Pull out every line in the data that has the string "kuvendikosoves" in it.

● ● ●

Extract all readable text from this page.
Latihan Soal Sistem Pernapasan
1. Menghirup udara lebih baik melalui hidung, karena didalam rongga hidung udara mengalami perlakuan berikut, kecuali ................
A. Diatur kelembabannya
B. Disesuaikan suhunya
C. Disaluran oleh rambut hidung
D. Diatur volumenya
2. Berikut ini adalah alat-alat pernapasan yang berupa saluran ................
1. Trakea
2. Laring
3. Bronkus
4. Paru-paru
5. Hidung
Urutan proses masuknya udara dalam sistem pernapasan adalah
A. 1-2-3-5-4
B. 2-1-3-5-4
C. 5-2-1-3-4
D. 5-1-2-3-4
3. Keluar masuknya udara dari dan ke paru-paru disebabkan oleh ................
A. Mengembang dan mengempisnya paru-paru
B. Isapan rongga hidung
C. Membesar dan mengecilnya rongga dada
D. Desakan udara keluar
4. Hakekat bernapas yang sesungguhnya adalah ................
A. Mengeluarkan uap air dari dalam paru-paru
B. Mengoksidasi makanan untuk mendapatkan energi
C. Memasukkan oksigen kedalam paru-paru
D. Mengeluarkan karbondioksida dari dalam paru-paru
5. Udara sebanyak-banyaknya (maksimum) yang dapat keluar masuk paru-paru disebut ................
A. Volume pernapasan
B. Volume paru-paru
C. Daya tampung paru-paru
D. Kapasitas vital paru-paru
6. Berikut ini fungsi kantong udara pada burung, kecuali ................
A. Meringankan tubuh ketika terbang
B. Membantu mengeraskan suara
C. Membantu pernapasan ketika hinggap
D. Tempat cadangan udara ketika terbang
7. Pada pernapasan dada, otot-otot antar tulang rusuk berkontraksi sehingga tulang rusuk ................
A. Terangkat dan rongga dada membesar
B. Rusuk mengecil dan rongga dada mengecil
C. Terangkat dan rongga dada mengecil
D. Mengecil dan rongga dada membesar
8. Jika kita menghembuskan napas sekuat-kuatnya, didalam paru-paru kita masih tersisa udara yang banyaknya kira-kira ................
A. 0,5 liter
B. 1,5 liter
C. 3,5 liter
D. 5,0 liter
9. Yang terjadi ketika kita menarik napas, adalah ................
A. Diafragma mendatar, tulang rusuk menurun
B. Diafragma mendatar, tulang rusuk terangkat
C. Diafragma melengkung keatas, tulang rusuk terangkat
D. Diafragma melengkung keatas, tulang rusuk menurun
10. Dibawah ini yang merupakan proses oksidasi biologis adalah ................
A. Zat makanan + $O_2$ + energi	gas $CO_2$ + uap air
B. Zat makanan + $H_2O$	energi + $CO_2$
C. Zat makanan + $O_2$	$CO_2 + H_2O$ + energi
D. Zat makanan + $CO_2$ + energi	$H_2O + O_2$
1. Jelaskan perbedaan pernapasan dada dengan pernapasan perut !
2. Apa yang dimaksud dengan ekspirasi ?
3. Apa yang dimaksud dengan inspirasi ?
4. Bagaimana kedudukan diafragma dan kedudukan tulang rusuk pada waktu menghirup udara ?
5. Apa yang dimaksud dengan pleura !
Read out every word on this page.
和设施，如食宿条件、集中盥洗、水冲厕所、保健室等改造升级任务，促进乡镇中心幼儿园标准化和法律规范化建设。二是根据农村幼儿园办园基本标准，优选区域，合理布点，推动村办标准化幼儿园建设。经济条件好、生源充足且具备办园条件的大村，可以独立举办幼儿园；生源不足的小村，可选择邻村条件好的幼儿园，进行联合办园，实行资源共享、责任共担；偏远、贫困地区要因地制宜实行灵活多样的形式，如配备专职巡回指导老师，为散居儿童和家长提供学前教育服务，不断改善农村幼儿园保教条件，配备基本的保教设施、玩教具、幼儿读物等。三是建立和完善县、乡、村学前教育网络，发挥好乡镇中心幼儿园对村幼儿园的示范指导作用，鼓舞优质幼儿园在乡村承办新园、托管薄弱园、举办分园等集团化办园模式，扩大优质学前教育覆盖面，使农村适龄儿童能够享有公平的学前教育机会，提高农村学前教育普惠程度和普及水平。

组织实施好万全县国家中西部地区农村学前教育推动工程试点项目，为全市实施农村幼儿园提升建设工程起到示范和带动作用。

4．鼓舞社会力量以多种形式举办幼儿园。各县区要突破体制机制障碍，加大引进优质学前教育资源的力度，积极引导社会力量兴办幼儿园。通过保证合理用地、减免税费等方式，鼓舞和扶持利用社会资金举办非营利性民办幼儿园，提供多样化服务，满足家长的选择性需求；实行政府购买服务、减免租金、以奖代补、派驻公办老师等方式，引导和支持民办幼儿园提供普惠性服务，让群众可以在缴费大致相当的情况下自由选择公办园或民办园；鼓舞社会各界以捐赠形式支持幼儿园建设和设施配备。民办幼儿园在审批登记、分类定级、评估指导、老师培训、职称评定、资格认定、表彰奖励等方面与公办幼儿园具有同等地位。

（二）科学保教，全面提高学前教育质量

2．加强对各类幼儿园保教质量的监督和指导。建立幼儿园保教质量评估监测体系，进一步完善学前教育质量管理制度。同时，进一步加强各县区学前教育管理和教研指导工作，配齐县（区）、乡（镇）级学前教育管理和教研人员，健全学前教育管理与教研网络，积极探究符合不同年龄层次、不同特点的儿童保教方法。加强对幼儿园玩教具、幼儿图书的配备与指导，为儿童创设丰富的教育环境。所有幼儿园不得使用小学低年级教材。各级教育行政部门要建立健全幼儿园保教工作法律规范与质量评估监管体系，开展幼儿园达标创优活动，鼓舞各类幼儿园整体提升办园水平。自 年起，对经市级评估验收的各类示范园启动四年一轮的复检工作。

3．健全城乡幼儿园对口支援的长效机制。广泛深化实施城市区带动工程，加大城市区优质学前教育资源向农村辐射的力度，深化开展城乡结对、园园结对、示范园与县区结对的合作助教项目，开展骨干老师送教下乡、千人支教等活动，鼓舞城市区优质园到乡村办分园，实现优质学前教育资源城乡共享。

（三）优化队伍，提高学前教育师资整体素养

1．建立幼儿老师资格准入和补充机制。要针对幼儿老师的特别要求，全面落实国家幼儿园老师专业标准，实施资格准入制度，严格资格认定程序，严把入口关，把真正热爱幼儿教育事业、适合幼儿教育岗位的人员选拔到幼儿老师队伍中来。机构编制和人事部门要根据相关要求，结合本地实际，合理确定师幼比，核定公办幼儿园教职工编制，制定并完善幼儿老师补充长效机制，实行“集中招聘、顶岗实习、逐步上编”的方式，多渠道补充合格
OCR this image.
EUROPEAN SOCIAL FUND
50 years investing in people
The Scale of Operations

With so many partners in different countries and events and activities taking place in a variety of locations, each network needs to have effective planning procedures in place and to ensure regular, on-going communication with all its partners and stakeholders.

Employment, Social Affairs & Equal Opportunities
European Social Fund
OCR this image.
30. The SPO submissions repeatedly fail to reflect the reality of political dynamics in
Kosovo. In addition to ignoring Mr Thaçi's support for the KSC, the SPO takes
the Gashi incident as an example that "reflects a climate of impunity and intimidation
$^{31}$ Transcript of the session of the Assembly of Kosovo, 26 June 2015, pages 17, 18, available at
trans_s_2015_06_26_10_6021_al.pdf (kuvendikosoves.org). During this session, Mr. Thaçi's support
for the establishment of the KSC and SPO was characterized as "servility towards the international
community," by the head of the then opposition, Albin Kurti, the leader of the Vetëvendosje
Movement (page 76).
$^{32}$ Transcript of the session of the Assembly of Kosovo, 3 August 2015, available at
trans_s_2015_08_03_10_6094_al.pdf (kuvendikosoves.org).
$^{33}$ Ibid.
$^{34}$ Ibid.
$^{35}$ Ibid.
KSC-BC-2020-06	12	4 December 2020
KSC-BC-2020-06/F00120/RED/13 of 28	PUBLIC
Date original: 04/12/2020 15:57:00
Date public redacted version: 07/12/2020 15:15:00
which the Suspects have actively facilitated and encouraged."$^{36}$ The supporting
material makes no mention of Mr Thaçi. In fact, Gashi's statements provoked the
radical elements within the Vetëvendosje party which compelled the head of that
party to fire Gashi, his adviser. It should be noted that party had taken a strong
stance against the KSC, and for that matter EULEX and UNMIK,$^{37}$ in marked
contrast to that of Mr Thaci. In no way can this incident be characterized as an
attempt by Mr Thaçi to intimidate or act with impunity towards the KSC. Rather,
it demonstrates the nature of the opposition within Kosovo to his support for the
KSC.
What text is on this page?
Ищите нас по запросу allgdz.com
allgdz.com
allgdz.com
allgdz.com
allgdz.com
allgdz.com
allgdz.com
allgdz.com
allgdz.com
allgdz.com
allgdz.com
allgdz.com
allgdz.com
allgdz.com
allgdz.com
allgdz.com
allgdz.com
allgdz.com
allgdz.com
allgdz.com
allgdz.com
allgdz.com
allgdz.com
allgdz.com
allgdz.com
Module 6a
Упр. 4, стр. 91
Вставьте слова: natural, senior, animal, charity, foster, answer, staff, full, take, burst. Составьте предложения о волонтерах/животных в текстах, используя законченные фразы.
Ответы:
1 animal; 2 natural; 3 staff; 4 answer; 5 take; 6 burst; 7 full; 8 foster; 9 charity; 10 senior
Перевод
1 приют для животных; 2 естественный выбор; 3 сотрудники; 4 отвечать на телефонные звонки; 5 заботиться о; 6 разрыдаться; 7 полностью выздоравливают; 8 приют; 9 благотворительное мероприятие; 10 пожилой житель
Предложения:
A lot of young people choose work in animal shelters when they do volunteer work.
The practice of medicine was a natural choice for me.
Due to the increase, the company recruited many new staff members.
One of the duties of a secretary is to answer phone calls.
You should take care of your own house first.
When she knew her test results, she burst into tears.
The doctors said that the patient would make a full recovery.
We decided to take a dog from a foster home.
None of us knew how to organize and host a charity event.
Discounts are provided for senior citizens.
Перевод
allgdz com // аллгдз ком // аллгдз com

● ● ●

### TASK SOLUTION:
trans_s_2015_06_26_10_6021_al.pdf (kuvendikosoves.org). During this session, Mr. Thaçi's support
trans_s_2015_08_03_10_6094_al.pdf (kuvendikosoves.org).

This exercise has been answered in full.